*GIVEN REQUEST*:
Determine the number of lines that contain the word "John", then state that number and nothing more.
━━━━
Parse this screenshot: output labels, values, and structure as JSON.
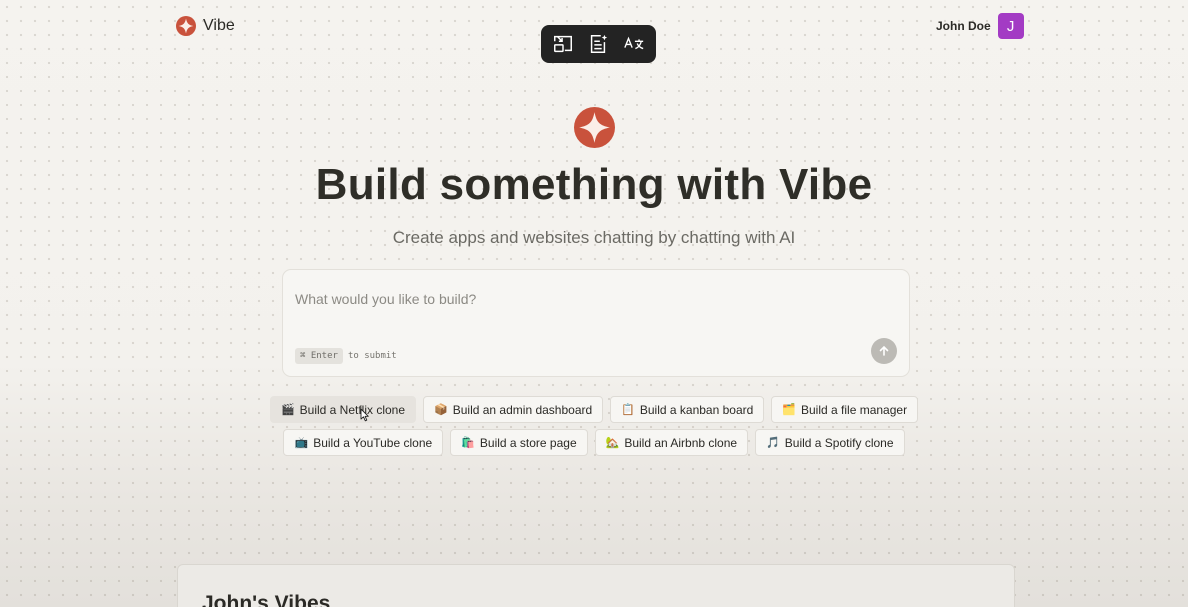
{
  "header": {
    "brand": "Vibe",
    "user_name": "John Doe",
    "avatar_initial": "J"
  },
  "toolbar": {
    "icons": [
      "exit-pip-icon",
      "ai-document-icon",
      "translate-icon"
    ]
  },
  "hero": {
    "title": "Build something with Vibe",
    "subtitle": "Create apps and websites chatting by chatting with AI"
  },
  "prompt": {
    "placeholder": "What would you like to build?",
    "value": "",
    "shortcut_key": "⌘ Enter",
    "shortcut_hint": "to submit"
  },
  "suggestions": {
    "row1": [
      {
        "icon": "🎬",
        "label": "Build a Netflix clone"
      },
      {
        "icon": "📦",
        "label": "Build an admin dashboard"
      },
      {
        "icon": "📋",
        "label": "Build a kanban board"
      },
      {
        "icon": "🗂️",
        "label": "Build a file manager"
      }
    ],
    "row2": [
      {
        "icon": "📺",
        "label": "Build a YouTube clone"
      },
      {
        "icon": "🛍️",
        "label": "Build a store page"
      },
      {
        "icon": "🏡",
        "label": "Build an Airbnb clone"
      },
      {
        "icon": "🎵",
        "label": "Build a Spotify clone"
      }
    ]
  },
  "vibes": {
    "title": "John's Vibes"
  },
  "colors": {
    "accent": "#c9523c",
    "avatar_bg": "#a33bc4",
    "toolbar_bg": "#232323"
  }
}
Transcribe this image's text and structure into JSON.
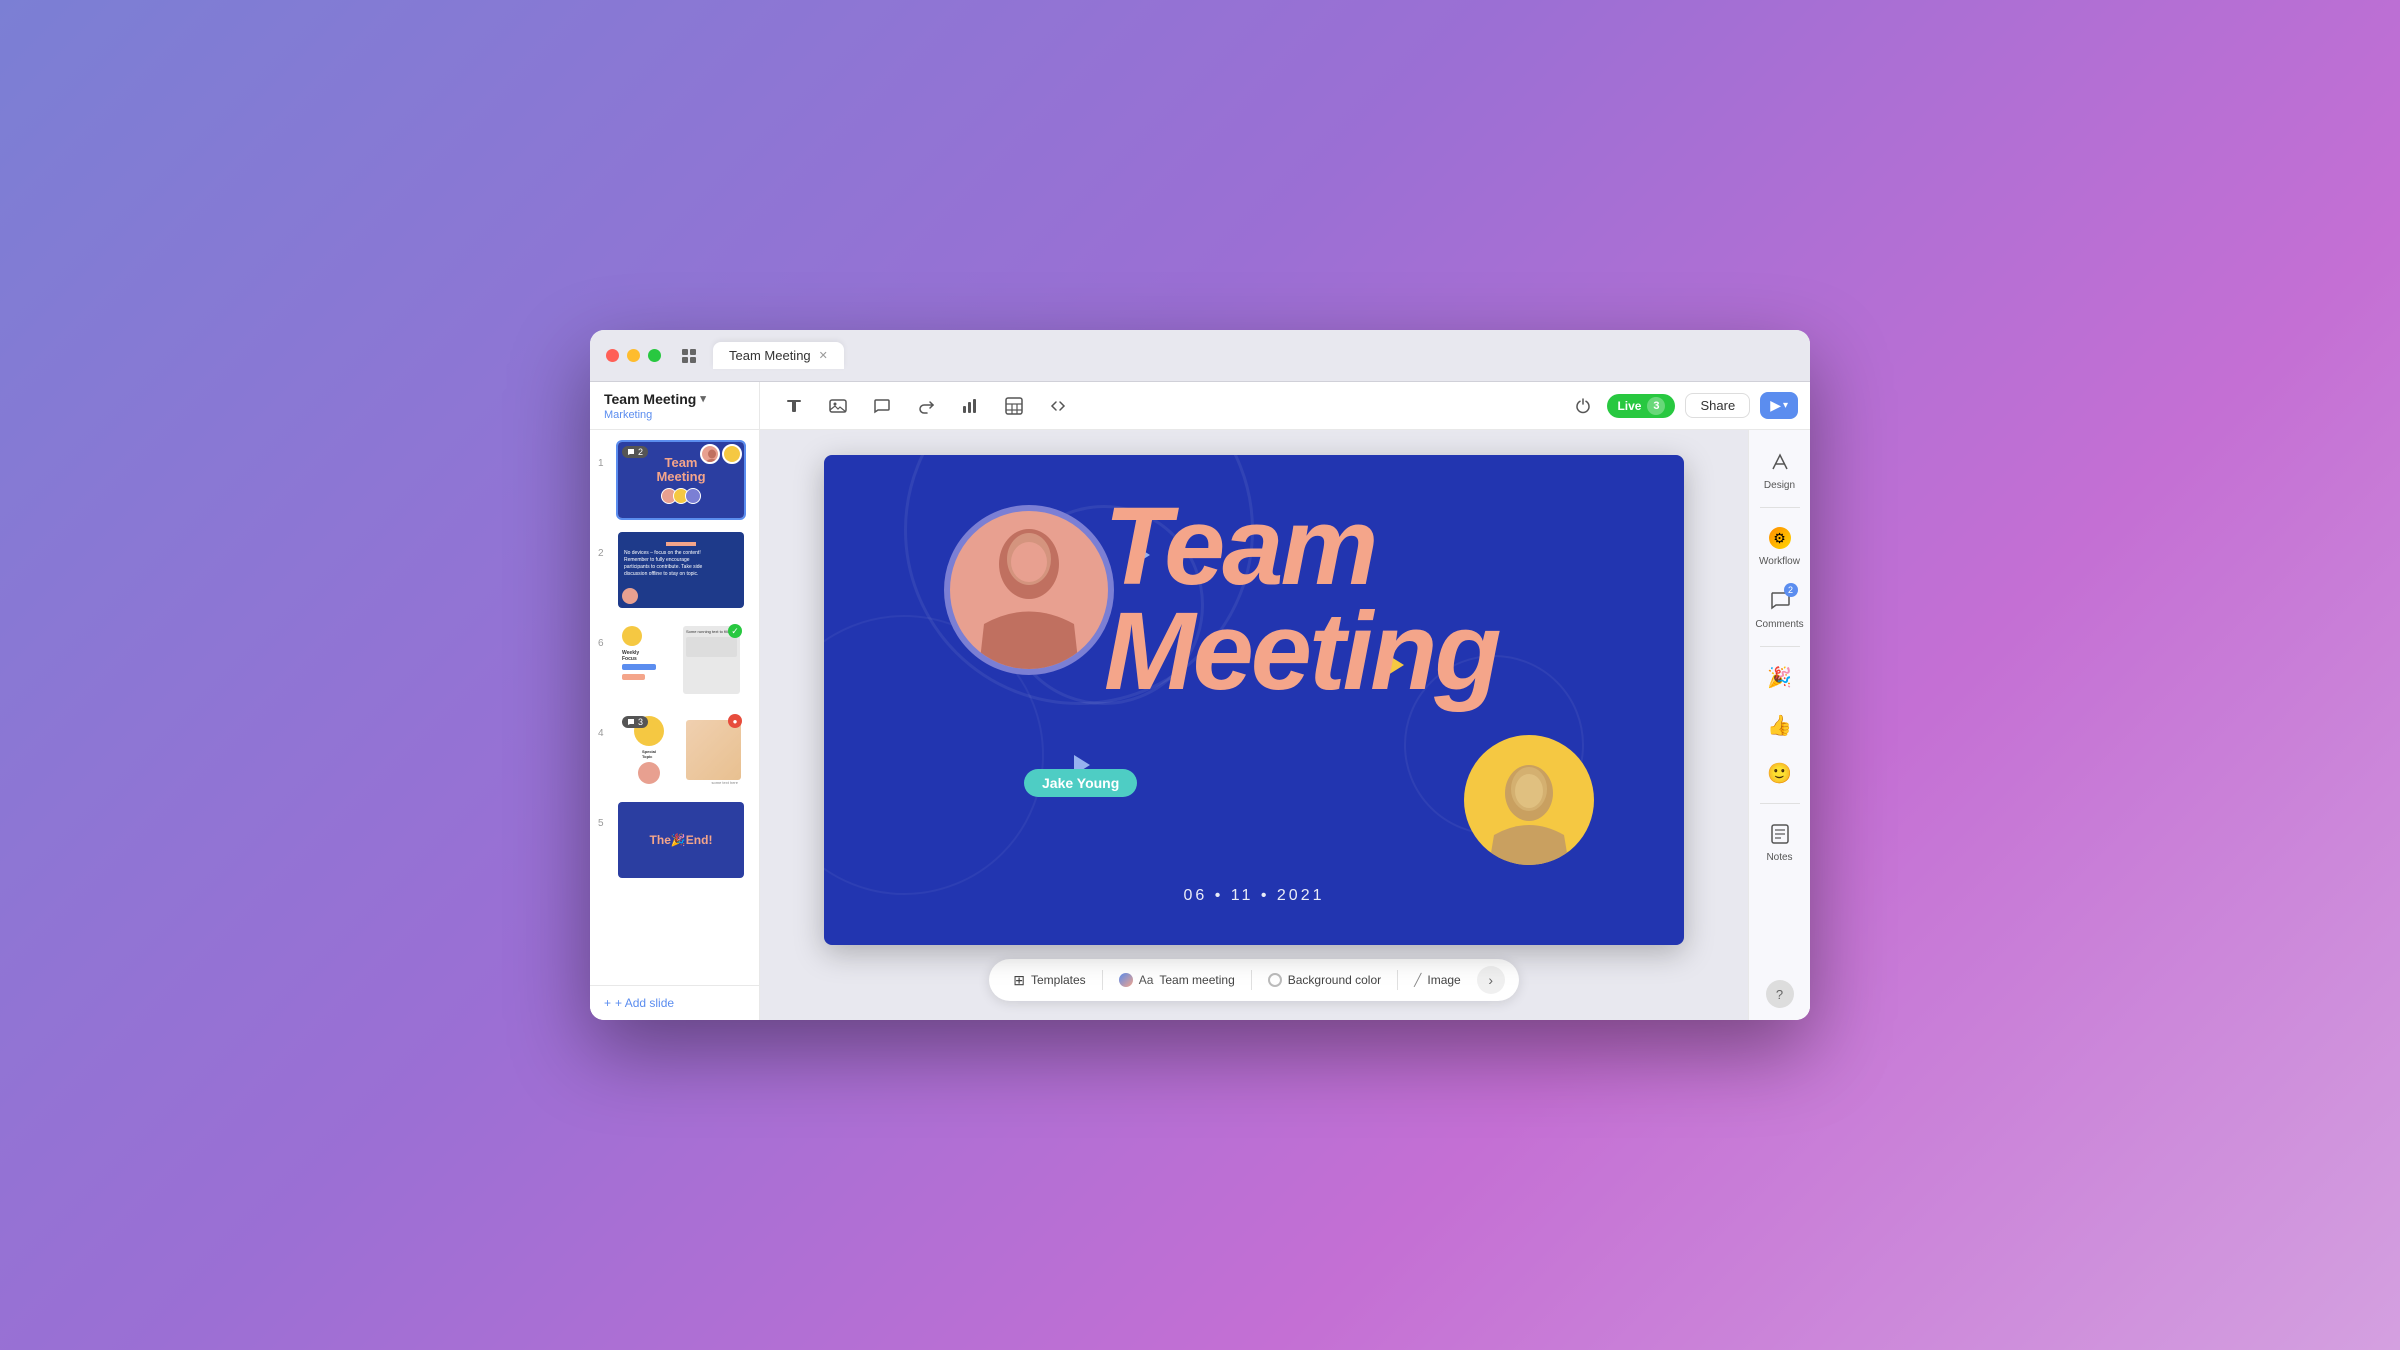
━━━━
*WRITTEN SOLUTION*:
2